Description of the task: Within the listing below, locate all lines containing the word "protección". Copy each one.

Input for this task:
[start]
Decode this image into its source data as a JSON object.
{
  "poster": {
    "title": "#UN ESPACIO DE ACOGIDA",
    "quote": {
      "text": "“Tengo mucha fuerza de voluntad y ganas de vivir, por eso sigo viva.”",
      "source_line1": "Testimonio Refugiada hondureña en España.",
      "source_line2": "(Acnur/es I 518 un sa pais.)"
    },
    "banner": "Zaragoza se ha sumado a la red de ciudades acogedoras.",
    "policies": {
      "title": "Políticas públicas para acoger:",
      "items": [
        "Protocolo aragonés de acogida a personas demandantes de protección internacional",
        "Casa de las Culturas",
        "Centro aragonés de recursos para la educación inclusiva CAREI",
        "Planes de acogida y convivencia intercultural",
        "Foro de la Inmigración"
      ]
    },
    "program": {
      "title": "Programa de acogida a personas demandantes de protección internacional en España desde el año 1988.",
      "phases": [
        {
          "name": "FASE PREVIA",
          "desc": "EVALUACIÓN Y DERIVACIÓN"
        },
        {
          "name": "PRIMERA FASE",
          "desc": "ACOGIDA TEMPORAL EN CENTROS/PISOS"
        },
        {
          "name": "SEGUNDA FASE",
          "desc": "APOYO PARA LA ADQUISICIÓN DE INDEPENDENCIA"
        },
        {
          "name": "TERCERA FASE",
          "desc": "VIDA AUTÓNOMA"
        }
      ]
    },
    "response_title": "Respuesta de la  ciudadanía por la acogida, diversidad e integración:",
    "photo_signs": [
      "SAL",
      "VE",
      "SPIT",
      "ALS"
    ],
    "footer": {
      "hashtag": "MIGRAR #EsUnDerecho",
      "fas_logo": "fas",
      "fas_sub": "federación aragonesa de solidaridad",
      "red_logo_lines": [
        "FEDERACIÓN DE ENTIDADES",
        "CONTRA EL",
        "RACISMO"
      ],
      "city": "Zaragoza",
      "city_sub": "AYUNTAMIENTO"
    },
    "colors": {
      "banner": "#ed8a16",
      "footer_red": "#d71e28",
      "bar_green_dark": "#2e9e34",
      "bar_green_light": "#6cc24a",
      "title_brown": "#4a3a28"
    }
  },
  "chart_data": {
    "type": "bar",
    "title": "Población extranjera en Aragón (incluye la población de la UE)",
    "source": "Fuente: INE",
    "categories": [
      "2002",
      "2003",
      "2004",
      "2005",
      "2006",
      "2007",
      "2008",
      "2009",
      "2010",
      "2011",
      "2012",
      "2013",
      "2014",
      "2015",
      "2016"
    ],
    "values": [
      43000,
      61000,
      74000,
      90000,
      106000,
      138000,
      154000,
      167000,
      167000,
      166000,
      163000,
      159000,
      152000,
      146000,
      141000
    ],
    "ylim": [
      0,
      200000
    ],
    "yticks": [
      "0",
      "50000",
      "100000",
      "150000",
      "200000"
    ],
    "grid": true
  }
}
[end]
Result of the exercise:
        "Protocolo aragonés de acogida a personas demandantes de protección internacional",
      "title": "Programa de acogida a personas demandantes de protección internacional en España desde el año 1988.",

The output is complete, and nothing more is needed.